INPUT
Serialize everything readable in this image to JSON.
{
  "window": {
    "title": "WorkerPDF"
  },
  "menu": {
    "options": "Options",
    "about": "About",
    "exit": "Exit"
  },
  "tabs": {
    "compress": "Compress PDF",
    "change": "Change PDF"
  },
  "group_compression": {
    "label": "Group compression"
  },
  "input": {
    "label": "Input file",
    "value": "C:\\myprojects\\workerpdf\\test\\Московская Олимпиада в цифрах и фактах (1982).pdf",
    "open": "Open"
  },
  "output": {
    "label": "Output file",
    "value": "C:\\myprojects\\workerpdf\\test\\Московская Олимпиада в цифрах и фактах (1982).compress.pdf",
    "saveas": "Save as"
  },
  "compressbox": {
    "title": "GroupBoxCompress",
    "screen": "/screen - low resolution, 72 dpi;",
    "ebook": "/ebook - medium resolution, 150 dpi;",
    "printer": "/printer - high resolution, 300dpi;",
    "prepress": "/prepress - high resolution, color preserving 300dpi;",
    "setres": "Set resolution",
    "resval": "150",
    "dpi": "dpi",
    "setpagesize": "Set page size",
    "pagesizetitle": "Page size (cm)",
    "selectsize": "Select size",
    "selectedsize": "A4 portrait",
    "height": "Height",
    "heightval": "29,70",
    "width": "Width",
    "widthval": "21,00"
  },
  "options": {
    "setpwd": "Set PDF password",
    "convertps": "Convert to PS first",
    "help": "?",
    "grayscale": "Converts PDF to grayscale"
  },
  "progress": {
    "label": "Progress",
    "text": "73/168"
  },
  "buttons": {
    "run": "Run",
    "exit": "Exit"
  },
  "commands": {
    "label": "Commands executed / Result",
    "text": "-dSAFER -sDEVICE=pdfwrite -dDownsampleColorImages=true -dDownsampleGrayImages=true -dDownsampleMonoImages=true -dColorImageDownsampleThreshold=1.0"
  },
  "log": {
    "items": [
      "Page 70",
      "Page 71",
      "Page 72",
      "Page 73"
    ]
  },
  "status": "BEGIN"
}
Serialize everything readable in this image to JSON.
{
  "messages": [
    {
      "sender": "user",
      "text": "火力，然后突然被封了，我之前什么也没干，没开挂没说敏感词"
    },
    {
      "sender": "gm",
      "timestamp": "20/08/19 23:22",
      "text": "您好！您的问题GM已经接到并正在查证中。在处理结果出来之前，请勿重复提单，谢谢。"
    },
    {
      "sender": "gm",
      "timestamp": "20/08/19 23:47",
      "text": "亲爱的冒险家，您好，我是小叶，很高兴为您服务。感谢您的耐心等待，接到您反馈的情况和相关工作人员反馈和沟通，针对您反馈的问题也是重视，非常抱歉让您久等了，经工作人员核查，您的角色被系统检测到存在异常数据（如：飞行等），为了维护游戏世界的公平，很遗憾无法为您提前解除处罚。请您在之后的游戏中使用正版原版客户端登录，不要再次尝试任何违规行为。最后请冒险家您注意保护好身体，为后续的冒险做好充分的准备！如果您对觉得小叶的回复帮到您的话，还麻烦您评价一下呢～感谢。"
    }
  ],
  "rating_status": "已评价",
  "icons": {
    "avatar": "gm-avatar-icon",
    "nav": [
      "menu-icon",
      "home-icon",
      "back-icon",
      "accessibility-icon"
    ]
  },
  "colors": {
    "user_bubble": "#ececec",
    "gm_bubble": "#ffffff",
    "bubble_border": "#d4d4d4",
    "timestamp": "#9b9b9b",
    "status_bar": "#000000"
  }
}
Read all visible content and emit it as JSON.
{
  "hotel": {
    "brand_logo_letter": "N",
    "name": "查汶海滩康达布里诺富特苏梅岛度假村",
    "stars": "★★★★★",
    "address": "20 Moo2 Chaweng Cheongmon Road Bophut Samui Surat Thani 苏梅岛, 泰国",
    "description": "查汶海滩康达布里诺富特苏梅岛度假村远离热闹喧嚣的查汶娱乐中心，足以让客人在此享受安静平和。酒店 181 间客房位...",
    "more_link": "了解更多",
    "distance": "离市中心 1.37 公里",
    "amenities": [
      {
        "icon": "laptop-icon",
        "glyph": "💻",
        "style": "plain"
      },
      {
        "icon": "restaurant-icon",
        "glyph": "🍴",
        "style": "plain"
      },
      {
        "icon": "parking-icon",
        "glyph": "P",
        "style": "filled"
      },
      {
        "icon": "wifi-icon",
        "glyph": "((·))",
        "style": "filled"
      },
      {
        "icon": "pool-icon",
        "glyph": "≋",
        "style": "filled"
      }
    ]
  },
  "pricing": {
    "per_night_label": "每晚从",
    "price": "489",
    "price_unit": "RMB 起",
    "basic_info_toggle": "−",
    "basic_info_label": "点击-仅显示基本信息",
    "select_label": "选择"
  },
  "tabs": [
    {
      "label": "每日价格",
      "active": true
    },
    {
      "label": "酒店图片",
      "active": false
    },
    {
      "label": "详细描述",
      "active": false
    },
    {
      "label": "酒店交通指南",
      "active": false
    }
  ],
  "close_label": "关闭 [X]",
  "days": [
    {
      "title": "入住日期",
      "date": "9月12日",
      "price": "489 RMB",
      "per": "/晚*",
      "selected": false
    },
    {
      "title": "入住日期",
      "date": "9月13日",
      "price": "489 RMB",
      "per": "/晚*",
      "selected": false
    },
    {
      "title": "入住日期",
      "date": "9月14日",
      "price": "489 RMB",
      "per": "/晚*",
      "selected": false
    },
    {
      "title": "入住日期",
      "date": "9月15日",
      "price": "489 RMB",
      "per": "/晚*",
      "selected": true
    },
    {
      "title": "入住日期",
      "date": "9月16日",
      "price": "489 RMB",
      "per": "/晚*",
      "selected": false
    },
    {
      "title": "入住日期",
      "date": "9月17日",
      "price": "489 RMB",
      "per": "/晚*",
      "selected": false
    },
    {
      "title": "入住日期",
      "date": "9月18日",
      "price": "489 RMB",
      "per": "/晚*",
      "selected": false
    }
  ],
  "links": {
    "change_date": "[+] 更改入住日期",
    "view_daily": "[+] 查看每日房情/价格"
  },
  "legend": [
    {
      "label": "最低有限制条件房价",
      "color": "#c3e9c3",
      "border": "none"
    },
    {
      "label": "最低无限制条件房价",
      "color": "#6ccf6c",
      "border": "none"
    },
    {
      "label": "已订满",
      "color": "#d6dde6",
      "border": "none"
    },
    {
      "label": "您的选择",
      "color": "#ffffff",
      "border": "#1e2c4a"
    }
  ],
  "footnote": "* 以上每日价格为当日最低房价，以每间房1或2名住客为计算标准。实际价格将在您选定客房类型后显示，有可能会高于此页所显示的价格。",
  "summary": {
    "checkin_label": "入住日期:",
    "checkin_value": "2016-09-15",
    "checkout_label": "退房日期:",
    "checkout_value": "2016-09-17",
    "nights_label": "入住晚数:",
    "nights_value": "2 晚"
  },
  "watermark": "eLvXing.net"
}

OBJECTIVE
Look through the records above and report how many lines hold the word "фактах", giving only the number.

PROBLEM SOLUTION
2